## RECORDS FOR THIS EXERCISE
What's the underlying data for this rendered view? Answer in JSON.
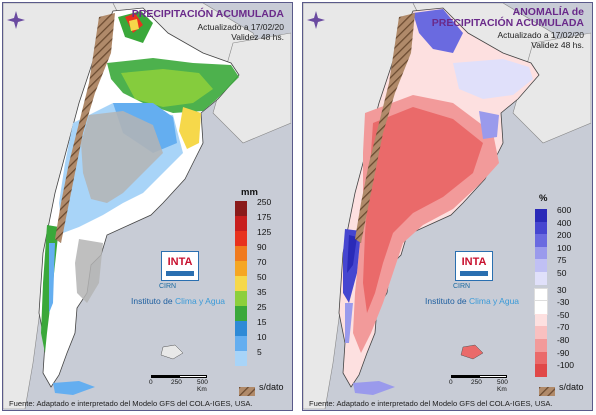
{
  "left_panel": {
    "title_line1": "PRECIPITACIÓN ACUMULADA",
    "updated": "Actualizado a 17/02/20",
    "validity": "Validez 48 hs.",
    "legend_unit": "mm",
    "legend": [
      {
        "label": "250",
        "color": "#8a1a1a"
      },
      {
        "label": "175",
        "color": "#c81e1e"
      },
      {
        "label": "125",
        "color": "#e8321e"
      },
      {
        "label": "90",
        "color": "#f07a1e"
      },
      {
        "label": "70",
        "color": "#f5a623"
      },
      {
        "label": "50",
        "color": "#f6d84a"
      },
      {
        "label": "35",
        "color": "#8ccf3c"
      },
      {
        "label": "25",
        "color": "#3aa83a"
      },
      {
        "label": "15",
        "color": "#2e8ad6"
      },
      {
        "label": "10",
        "color": "#64aef0"
      },
      {
        "label": "5",
        "color": "#a8d4f8"
      }
    ],
    "no_data_label": "s/dato",
    "source": "Fuente: Adaptado e interpretado del Modelo GFS del COLA-IGES, USA."
  },
  "right_panel": {
    "title_line1": "ANOMALÍA de",
    "title_line2": "PRECIPITACIÓN ACUMULADA",
    "updated": "Actualizado a 17/02/20",
    "validity": "Validez 48 hs.",
    "legend_unit": "%",
    "legend": [
      {
        "label": "600",
        "color": "#2a2ab8"
      },
      {
        "label": "400",
        "color": "#4646d0"
      },
      {
        "label": "200",
        "color": "#6a6ae0"
      },
      {
        "label": "100",
        "color": "#9a9aec"
      },
      {
        "label": "75",
        "color": "#c0c0f4"
      },
      {
        "label": "50",
        "color": "#e0e0fa"
      },
      {
        "label": "30",
        "color": "#ffffff"
      },
      {
        "label": "-30",
        "color": "#ffffff"
      },
      {
        "label": "-50",
        "color": "#fde0e0"
      },
      {
        "label": "-70",
        "color": "#f9c0c0"
      },
      {
        "label": "-80",
        "color": "#f29a9a"
      },
      {
        "label": "-90",
        "color": "#ea6a6a"
      },
      {
        "label": "-100",
        "color": "#e04848"
      }
    ],
    "no_data_label": "s/dato",
    "source": "Fuente: Adaptado e interpretado del Modelo GFS del COLA-IGES, USA."
  },
  "branding": {
    "logo_text": "INTA",
    "ciry_text": "CIRN",
    "institute_prefix": "Instituto de ",
    "institute_suffix": "Clima y Agua"
  },
  "scale": {
    "label_0": "0",
    "label_250": "250",
    "label_500": "500 Km"
  }
}
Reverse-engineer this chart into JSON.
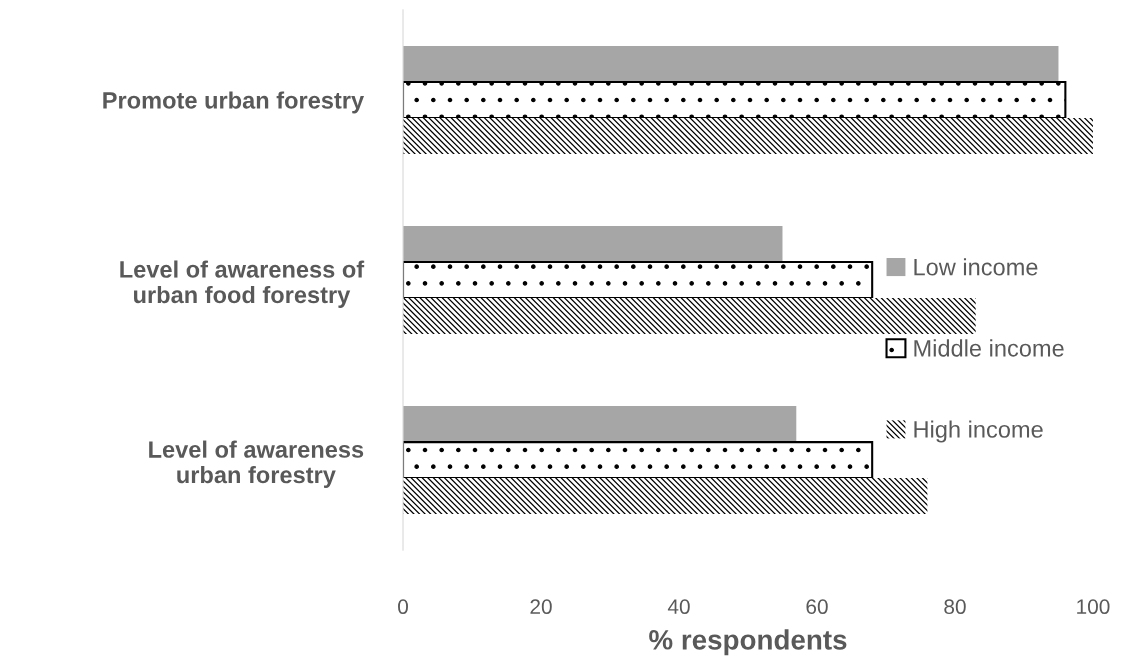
{
  "chart_data": {
    "type": "bar",
    "orientation": "horizontal",
    "xlabel": "% respondents",
    "categories": [
      "Promote urban forestry",
      "Level of awareness of\nurban food forestry",
      "Level of awareness\nurban forestry"
    ],
    "series": [
      {
        "name": "Low income",
        "color": "#a6a6a6",
        "values": [
          95,
          55,
          57
        ]
      },
      {
        "name": "Middle income",
        "color": "#000000",
        "values": [
          96,
          68,
          68
        ]
      },
      {
        "name": "High income",
        "color": "#000000",
        "values": [
          100,
          83,
          76
        ]
      }
    ],
    "xlim": [
      0,
      100
    ],
    "xticks": [
      0,
      20,
      40,
      60,
      80,
      100
    ],
    "grid": false,
    "legend": "right"
  }
}
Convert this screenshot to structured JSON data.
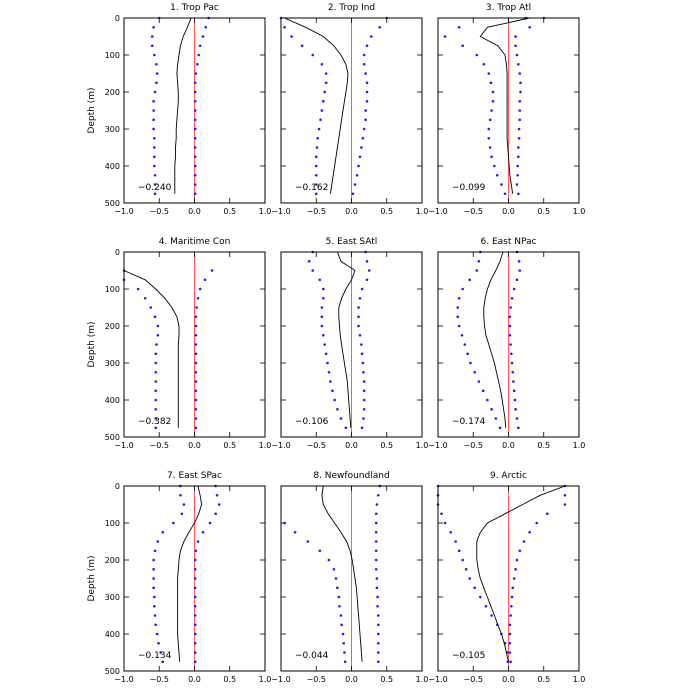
{
  "chart_data": {
    "type": "line",
    "grid": false,
    "x_ticks": [
      "-1.0",
      "-0.5",
      "0.0",
      "0.5",
      "1.0"
    ],
    "y_ticks": [
      "0",
      "100",
      "200",
      "300",
      "400",
      "500"
    ],
    "xlim": [
      -1.0,
      1.0
    ],
    "ylim": [
      500,
      0
    ],
    "ylabel": "Depth (m)",
    "colors": {
      "mean": "#000000",
      "spread": "#1a1aff",
      "zero_line": "#ff3030"
    },
    "panels": [
      {
        "title": "1. Trop Pac",
        "annotation": "−0.240",
        "depth": [
          0,
          25,
          50,
          75,
          100,
          125,
          150,
          175,
          200,
          225,
          250,
          275,
          300,
          325,
          350,
          375,
          400,
          425,
          450,
          475
        ],
        "mean": [
          -0.05,
          -0.1,
          -0.16,
          -0.2,
          -0.22,
          -0.24,
          -0.25,
          -0.24,
          -0.23,
          -0.23,
          -0.24,
          -0.25,
          -0.26,
          -0.26,
          -0.27,
          -0.27,
          -0.28,
          -0.28,
          -0.28,
          -0.28
        ],
        "lower": [
          -0.5,
          -0.58,
          -0.6,
          -0.6,
          -0.57,
          -0.54,
          -0.53,
          -0.54,
          -0.56,
          -0.58,
          -0.58,
          -0.58,
          -0.58,
          -0.57,
          -0.57,
          -0.57,
          -0.57,
          -0.56,
          -0.56,
          -0.56
        ],
        "upper": [
          0.2,
          0.16,
          0.12,
          0.08,
          0.06,
          0.04,
          0.02,
          0.01,
          0.01,
          0.01,
          0.01,
          0.01,
          0.01,
          0.01,
          0.01,
          0.01,
          0.01,
          0.01,
          0.01,
          0.01
        ]
      },
      {
        "title": "2. Trop Ind",
        "annotation": "−0.162",
        "depth": [
          0,
          25,
          50,
          75,
          100,
          125,
          150,
          175,
          200,
          225,
          250,
          275,
          300,
          325,
          350,
          375,
          400,
          425,
          450,
          475
        ],
        "mean": [
          -0.95,
          -0.65,
          -0.4,
          -0.25,
          -0.15,
          -0.08,
          -0.05,
          -0.06,
          -0.08,
          -0.1,
          -0.12,
          -0.14,
          -0.16,
          -0.18,
          -0.2,
          -0.22,
          -0.24,
          -0.26,
          -0.28,
          -0.3
        ],
        "lower": [
          -1.0,
          -0.95,
          -0.85,
          -0.7,
          -0.55,
          -0.42,
          -0.36,
          -0.36,
          -0.38,
          -0.4,
          -0.42,
          -0.44,
          -0.46,
          -0.48,
          -0.49,
          -0.5,
          -0.5,
          -0.5,
          -0.5,
          -0.5
        ],
        "upper": [
          0.5,
          0.4,
          0.28,
          0.22,
          0.18,
          0.18,
          0.2,
          0.22,
          0.22,
          0.22,
          0.2,
          0.2,
          0.18,
          0.16,
          0.14,
          0.12,
          0.1,
          0.08,
          0.05,
          0.02
        ]
      },
      {
        "title": "3. Trop Atl",
        "annotation": "−0.099",
        "depth": [
          0,
          25,
          50,
          75,
          100,
          125,
          150,
          175,
          200,
          225,
          250,
          275,
          300,
          325,
          350,
          375,
          400,
          425,
          450,
          475
        ],
        "mean": [
          0.3,
          -0.3,
          -0.4,
          -0.15,
          -0.05,
          -0.03,
          -0.02,
          -0.02,
          -0.02,
          -0.02,
          -0.02,
          -0.02,
          -0.02,
          -0.02,
          -0.01,
          0.0,
          0.01,
          0.02,
          0.04,
          0.06
        ],
        "lower": [
          0.25,
          -0.7,
          -0.9,
          -0.65,
          -0.45,
          -0.35,
          -0.28,
          -0.25,
          -0.22,
          -0.22,
          -0.24,
          -0.26,
          -0.28,
          -0.28,
          -0.26,
          -0.24,
          -0.2,
          -0.16,
          -0.1,
          -0.05
        ],
        "upper": [
          0.5,
          0.3,
          0.1,
          0.1,
          0.12,
          0.14,
          0.16,
          0.17,
          0.17,
          0.16,
          0.16,
          0.16,
          0.15,
          0.15,
          0.14,
          0.14,
          0.13,
          0.13,
          0.12,
          0.14
        ]
      },
      {
        "title": "4. Maritime Con",
        "annotation": "−0.382",
        "depth": [
          50,
          75,
          100,
          125,
          150,
          175,
          200,
          225,
          250,
          275,
          300,
          325,
          350,
          375,
          400,
          425,
          450,
          475
        ],
        "mean": [
          -1.0,
          -0.7,
          -0.55,
          -0.42,
          -0.32,
          -0.25,
          -0.22,
          -0.22,
          -0.23,
          -0.23,
          -0.23,
          -0.23,
          -0.23,
          -0.23,
          -0.23,
          -0.23,
          -0.23,
          -0.23
        ],
        "lower": [
          -1.0,
          -1.0,
          -0.8,
          -0.7,
          -0.62,
          -0.56,
          -0.52,
          -0.52,
          -0.54,
          -0.55,
          -0.55,
          -0.55,
          -0.55,
          -0.55,
          -0.55,
          -0.55,
          -0.55,
          -0.55
        ],
        "upper": [
          0.25,
          0.15,
          0.08,
          0.05,
          0.03,
          0.02,
          0.02,
          0.02,
          0.02,
          0.02,
          0.02,
          0.02,
          0.02,
          0.02,
          0.02,
          0.02,
          0.02,
          0.02
        ]
      },
      {
        "title": "5. East SAtl",
        "annotation": "−0.106",
        "depth": [
          0,
          25,
          50,
          75,
          100,
          125,
          150,
          175,
          200,
          225,
          250,
          275,
          300,
          325,
          350,
          375,
          400,
          425,
          450,
          475
        ],
        "mean": [
          -0.2,
          -0.15,
          0.05,
          0.0,
          -0.08,
          -0.14,
          -0.18,
          -0.18,
          -0.17,
          -0.16,
          -0.14,
          -0.12,
          -0.1,
          -0.08,
          -0.06,
          -0.05,
          -0.04,
          -0.03,
          -0.02,
          -0.01
        ],
        "lower": [
          -0.55,
          -0.6,
          -0.55,
          -0.45,
          -0.4,
          -0.4,
          -0.42,
          -0.42,
          -0.42,
          -0.4,
          -0.38,
          -0.36,
          -0.34,
          -0.32,
          -0.3,
          -0.27,
          -0.24,
          -0.2,
          -0.15,
          -0.08
        ],
        "upper": [
          0.2,
          0.22,
          0.25,
          0.22,
          0.15,
          0.12,
          0.1,
          0.1,
          0.1,
          0.12,
          0.14,
          0.15,
          0.16,
          0.17,
          0.18,
          0.18,
          0.18,
          0.18,
          0.17,
          0.15
        ]
      },
      {
        "title": "6. East NPac",
        "annotation": "−0.174",
        "depth": [
          0,
          25,
          50,
          75,
          100,
          125,
          150,
          175,
          200,
          225,
          250,
          275,
          300,
          325,
          350,
          375,
          400,
          425,
          450,
          475
        ],
        "mean": [
          -0.08,
          -0.12,
          -0.18,
          -0.25,
          -0.3,
          -0.33,
          -0.35,
          -0.35,
          -0.34,
          -0.32,
          -0.28,
          -0.24,
          -0.2,
          -0.17,
          -0.14,
          -0.11,
          -0.09,
          -0.07,
          -0.05,
          -0.04
        ],
        "lower": [
          -0.4,
          -0.42,
          -0.45,
          -0.55,
          -0.65,
          -0.7,
          -0.72,
          -0.72,
          -0.7,
          -0.66,
          -0.62,
          -0.58,
          -0.54,
          -0.48,
          -0.42,
          -0.36,
          -0.3,
          -0.24,
          -0.18,
          -0.12
        ],
        "upper": [
          0.12,
          0.15,
          0.16,
          0.12,
          0.08,
          0.05,
          0.03,
          0.02,
          0.02,
          0.02,
          0.03,
          0.04,
          0.05,
          0.06,
          0.07,
          0.08,
          0.09,
          0.1,
          0.12,
          0.14
        ]
      },
      {
        "title": "7. East SPac",
        "annotation": "−0.134",
        "depth": [
          0,
          25,
          50,
          75,
          100,
          125,
          150,
          175,
          200,
          225,
          250,
          275,
          300,
          325,
          350,
          375,
          400,
          425,
          450,
          475
        ],
        "mean": [
          0.05,
          0.08,
          0.1,
          0.06,
          0.0,
          -0.08,
          -0.15,
          -0.2,
          -0.22,
          -0.23,
          -0.24,
          -0.24,
          -0.24,
          -0.24,
          -0.24,
          -0.24,
          -0.24,
          -0.23,
          -0.22,
          -0.21
        ],
        "lower": [
          -0.2,
          -0.2,
          -0.15,
          -0.18,
          -0.3,
          -0.45,
          -0.52,
          -0.56,
          -0.58,
          -0.58,
          -0.58,
          -0.58,
          -0.57,
          -0.57,
          -0.56,
          -0.55,
          -0.53,
          -0.51,
          -0.48,
          -0.45
        ],
        "upper": [
          0.3,
          0.32,
          0.35,
          0.3,
          0.22,
          0.12,
          0.05,
          0.02,
          0.01,
          0.01,
          0.01,
          0.01,
          0.01,
          0.01,
          0.01,
          0.01,
          0.01,
          0.01,
          0.01,
          0.01
        ]
      },
      {
        "title": "8. Newfoundland",
        "annotation": "−0.044",
        "depth": [
          0,
          25,
          50,
          75,
          100,
          125,
          150,
          175,
          200,
          225,
          250,
          275,
          300,
          325,
          350,
          375,
          400,
          425,
          450,
          475
        ],
        "mean": [
          -0.4,
          -0.42,
          -0.4,
          -0.33,
          -0.24,
          -0.15,
          -0.07,
          -0.02,
          0.01,
          0.03,
          0.05,
          0.07,
          0.08,
          0.09,
          0.1,
          0.11,
          0.12,
          0.13,
          0.14,
          0.15
        ],
        "lower": [
          null,
          null,
          null,
          null,
          -0.95,
          -0.8,
          -0.62,
          -0.45,
          -0.32,
          -0.25,
          -0.22,
          -0.2,
          -0.18,
          -0.17,
          -0.15,
          -0.14,
          -0.12,
          -0.11,
          -0.1,
          -0.09
        ],
        "upper": [
          0.4,
          0.38,
          0.36,
          0.35,
          0.35,
          0.35,
          0.35,
          0.35,
          0.35,
          0.35,
          0.36,
          0.36,
          0.37,
          0.37,
          0.38,
          0.38,
          0.38,
          0.38,
          0.38,
          0.38
        ]
      },
      {
        "title": "9. Arctic",
        "annotation": "−0.105",
        "depth": [
          0,
          25,
          50,
          75,
          100,
          125,
          150,
          175,
          200,
          225,
          250,
          275,
          300,
          325,
          350,
          375,
          400,
          425,
          450,
          475
        ],
        "mean": [
          0.8,
          0.45,
          0.2,
          -0.05,
          -0.3,
          -0.4,
          -0.45,
          -0.45,
          -0.45,
          -0.43,
          -0.4,
          -0.35,
          -0.3,
          -0.25,
          -0.2,
          -0.15,
          -0.1,
          -0.06,
          -0.03,
          0.0
        ],
        "lower": [
          -1.0,
          -1.0,
          -1.0,
          -0.95,
          -0.9,
          -0.82,
          -0.75,
          -0.7,
          -0.65,
          -0.6,
          -0.55,
          -0.48,
          -0.4,
          -0.32,
          -0.24,
          -0.16,
          -0.1,
          -0.05,
          -0.02,
          -0.01
        ],
        "upper": [
          0.8,
          0.8,
          0.8,
          0.55,
          0.4,
          0.3,
          0.22,
          0.16,
          0.12,
          0.1,
          0.08,
          0.06,
          0.05,
          0.04,
          0.03,
          0.02,
          0.02,
          0.02,
          0.02,
          0.03
        ]
      }
    ]
  }
}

## THE TASK
Only lines with the word "Level" are wanted, so copy each one from the records.

## CORRECT ANSWER
      "Level of awareness of\nurban food forestry",
      "Level of awareness\nurban forestry"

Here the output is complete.